## Listed entries
● ● ● ● ● ● ●

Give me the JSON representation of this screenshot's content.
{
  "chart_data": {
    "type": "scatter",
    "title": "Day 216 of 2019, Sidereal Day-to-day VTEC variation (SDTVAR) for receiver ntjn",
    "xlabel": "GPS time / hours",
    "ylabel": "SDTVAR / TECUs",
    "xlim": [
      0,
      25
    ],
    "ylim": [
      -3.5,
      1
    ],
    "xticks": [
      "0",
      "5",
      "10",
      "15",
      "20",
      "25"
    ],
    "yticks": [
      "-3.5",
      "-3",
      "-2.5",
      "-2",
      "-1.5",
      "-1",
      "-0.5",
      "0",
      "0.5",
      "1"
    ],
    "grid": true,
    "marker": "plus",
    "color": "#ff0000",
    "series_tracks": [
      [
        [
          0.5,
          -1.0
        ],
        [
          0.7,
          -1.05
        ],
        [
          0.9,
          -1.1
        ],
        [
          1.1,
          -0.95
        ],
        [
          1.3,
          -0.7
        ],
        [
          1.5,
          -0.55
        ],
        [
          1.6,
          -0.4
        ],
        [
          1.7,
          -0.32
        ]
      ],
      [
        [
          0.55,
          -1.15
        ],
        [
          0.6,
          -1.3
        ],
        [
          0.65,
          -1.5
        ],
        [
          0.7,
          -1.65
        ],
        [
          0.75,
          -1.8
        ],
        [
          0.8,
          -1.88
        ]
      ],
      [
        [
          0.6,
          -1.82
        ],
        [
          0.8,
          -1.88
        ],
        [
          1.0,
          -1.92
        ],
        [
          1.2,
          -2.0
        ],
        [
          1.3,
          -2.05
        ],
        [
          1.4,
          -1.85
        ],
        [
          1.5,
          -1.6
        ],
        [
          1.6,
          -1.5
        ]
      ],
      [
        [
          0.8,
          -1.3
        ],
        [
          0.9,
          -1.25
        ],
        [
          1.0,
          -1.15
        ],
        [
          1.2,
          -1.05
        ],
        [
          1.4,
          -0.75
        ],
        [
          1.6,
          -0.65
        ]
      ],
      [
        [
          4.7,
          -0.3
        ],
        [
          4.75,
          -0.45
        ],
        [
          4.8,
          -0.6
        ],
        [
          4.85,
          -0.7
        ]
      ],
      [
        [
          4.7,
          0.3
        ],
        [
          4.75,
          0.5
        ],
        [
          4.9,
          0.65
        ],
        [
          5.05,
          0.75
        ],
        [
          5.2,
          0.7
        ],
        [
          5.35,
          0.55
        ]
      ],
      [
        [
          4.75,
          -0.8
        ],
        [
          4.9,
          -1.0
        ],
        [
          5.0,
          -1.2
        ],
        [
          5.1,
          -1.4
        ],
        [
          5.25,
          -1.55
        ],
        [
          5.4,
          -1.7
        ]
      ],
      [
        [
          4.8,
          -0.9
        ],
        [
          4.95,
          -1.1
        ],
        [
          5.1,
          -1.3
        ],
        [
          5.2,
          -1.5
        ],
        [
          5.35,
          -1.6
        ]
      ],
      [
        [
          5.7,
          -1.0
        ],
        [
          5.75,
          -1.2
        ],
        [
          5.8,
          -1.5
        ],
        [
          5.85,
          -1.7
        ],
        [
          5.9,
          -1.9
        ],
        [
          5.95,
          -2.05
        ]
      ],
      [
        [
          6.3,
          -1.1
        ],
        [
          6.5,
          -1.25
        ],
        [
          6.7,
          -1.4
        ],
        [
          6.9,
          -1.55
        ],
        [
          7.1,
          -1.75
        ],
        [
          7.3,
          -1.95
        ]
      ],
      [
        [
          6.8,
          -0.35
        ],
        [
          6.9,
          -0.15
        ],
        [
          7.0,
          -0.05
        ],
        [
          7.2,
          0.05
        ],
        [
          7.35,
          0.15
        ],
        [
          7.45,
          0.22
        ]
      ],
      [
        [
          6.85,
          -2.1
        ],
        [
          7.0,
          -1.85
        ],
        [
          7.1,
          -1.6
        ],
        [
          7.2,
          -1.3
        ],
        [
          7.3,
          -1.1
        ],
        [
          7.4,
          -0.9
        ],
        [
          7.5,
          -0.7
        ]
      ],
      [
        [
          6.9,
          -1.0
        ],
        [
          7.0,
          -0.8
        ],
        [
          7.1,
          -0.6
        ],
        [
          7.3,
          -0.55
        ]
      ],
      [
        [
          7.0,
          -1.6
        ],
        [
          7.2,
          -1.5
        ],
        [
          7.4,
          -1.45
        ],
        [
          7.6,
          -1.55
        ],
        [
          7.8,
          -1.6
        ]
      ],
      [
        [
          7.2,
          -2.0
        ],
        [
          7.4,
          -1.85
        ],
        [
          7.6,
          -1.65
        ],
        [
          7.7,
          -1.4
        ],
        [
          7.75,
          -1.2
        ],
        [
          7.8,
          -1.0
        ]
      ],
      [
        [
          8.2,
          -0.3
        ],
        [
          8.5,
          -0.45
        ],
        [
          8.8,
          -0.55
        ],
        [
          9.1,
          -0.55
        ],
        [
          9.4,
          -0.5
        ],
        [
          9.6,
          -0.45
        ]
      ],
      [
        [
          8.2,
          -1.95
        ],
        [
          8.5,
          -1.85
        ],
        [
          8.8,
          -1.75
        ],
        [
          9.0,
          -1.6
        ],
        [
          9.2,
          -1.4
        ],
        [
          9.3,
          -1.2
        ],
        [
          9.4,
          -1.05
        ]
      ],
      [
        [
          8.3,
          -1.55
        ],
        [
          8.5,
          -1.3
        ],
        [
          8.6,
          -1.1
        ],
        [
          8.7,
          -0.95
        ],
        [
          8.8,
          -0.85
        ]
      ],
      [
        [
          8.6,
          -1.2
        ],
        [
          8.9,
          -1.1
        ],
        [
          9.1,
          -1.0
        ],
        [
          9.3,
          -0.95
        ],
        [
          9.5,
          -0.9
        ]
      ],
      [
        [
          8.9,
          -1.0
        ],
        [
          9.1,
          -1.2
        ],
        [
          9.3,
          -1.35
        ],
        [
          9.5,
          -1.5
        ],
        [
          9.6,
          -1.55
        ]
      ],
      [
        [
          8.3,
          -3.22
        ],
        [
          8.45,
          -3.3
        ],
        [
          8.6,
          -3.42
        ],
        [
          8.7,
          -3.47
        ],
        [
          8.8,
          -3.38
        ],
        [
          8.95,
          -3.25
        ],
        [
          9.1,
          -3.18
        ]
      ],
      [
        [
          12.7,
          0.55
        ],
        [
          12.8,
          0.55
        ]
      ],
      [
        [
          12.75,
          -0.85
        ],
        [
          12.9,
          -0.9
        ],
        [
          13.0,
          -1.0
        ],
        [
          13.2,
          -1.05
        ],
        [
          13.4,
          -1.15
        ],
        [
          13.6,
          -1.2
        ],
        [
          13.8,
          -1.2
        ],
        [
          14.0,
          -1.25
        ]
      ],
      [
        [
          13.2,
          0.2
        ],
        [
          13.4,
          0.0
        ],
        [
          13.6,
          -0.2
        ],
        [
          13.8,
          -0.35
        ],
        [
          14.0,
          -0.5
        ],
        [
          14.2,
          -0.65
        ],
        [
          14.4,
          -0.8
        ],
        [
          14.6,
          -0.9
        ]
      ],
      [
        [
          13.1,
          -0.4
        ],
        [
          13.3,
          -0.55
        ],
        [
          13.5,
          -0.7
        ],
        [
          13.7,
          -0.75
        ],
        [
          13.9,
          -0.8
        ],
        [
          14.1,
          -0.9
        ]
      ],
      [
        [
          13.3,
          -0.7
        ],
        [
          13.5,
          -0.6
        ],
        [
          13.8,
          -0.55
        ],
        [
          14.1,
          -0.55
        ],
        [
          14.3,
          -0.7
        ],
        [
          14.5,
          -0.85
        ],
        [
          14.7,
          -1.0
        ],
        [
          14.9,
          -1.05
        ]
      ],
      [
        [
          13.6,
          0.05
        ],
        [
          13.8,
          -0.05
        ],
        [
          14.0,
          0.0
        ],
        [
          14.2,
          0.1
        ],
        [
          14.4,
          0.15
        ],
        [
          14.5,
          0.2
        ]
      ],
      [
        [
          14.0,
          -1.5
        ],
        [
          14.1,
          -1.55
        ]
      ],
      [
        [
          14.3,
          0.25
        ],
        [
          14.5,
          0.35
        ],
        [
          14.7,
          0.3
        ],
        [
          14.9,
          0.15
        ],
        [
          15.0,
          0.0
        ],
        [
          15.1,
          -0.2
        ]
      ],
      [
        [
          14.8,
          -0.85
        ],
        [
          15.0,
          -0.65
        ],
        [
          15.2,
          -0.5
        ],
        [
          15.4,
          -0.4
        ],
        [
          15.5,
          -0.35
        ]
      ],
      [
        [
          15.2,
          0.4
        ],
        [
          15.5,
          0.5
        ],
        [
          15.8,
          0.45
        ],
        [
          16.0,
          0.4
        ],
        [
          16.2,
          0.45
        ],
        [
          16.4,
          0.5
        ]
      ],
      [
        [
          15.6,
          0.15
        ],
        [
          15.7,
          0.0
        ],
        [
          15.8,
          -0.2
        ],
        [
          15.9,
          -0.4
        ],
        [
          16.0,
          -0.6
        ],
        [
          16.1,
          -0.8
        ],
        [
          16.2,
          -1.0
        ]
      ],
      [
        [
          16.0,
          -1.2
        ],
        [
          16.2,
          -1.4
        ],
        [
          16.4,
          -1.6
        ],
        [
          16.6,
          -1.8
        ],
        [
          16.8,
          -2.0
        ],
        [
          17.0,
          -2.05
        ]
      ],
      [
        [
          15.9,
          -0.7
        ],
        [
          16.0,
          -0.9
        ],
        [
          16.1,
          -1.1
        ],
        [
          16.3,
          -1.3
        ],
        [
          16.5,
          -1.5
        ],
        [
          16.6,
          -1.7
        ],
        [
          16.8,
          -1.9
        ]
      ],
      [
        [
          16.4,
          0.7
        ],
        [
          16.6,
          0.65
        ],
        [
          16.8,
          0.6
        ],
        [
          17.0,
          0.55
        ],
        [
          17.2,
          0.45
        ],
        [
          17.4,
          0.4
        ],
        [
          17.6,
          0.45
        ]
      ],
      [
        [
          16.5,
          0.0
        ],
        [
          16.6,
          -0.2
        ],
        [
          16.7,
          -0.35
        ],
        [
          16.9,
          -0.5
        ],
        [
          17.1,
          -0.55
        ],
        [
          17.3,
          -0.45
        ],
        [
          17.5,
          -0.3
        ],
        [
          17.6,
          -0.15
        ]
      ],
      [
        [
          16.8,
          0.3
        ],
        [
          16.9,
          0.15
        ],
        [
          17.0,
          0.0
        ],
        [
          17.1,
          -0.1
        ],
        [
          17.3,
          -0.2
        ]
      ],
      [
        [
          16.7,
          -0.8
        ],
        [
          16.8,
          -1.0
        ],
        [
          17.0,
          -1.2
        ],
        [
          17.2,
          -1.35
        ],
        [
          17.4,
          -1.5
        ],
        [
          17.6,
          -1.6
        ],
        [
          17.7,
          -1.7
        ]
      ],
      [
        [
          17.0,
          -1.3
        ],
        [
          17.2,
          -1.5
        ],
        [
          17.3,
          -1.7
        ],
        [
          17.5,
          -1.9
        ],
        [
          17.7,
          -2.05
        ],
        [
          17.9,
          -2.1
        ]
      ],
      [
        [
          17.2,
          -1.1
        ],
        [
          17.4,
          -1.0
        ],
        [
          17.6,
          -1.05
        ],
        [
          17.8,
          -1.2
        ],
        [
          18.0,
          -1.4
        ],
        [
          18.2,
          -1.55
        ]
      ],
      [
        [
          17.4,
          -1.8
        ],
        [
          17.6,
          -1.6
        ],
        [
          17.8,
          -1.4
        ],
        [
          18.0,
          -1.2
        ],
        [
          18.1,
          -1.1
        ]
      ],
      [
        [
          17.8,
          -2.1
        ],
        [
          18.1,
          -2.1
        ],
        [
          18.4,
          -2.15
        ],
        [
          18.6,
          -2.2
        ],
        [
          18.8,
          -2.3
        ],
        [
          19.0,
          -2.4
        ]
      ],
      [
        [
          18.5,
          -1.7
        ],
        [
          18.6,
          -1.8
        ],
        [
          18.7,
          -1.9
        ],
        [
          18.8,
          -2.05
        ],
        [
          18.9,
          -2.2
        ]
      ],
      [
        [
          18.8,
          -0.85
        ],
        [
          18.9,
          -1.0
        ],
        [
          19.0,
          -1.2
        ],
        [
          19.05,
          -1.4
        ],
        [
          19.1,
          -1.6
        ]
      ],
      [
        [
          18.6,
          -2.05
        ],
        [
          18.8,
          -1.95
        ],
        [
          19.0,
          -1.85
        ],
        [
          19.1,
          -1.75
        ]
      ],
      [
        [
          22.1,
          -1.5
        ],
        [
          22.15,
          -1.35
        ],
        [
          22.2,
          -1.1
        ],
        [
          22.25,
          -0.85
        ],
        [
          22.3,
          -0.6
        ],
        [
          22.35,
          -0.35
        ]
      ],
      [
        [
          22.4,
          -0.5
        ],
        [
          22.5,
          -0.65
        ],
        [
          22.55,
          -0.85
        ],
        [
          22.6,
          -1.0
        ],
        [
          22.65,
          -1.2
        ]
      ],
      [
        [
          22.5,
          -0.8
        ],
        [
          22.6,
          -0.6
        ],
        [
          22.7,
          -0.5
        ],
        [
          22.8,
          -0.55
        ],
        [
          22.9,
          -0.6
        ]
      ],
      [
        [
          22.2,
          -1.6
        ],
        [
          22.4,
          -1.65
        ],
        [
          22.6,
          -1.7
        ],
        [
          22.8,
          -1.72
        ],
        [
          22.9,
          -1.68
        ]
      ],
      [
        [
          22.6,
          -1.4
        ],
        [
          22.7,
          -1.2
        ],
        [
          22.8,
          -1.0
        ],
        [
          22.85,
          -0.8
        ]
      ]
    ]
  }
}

● ● ● ● ● ● ●

## Required work
Show every line above in which the word "SDTVAR" occurs.

## Result of the exercise
    "title": "Day 216 of 2019, Sidereal Day-to-day VTEC variation (SDTVAR) for receiver ntjn",
    "ylabel": "SDTVAR / TECUs",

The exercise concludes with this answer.